- [The request] Extract every line that includes the string "file".

· · · · ·

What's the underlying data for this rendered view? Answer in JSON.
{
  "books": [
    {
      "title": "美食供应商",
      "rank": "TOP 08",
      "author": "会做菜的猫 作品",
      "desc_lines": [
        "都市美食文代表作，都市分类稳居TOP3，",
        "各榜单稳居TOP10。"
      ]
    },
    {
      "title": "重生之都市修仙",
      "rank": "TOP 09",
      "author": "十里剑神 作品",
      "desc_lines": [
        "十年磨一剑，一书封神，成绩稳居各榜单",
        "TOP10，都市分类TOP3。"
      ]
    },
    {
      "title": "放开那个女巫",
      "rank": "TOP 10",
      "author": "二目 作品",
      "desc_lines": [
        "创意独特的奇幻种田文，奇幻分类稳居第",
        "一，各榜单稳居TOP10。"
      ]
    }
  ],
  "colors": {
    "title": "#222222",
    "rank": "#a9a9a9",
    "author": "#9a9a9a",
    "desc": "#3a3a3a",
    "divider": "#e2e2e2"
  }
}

· · · · ·

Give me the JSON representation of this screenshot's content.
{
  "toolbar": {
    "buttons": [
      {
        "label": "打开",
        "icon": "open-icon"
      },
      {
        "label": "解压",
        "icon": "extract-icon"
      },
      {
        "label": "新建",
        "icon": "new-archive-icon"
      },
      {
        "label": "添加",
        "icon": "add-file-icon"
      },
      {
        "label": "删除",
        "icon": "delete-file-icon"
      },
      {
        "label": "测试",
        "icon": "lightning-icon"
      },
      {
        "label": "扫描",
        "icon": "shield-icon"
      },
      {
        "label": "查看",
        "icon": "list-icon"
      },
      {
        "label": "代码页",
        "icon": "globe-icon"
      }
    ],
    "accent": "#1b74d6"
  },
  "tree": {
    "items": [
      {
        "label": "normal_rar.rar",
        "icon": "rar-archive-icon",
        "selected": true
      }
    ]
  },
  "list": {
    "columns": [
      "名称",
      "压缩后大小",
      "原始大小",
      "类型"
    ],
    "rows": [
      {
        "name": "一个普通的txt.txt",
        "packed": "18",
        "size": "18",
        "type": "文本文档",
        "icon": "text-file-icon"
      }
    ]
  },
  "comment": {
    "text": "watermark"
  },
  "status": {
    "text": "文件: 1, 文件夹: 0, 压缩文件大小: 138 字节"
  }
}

· · · · ·

- [Exercise answer]
        "icon": "add-file-icon"
        "icon": "delete-file-icon"
        "icon": "text-file-icon"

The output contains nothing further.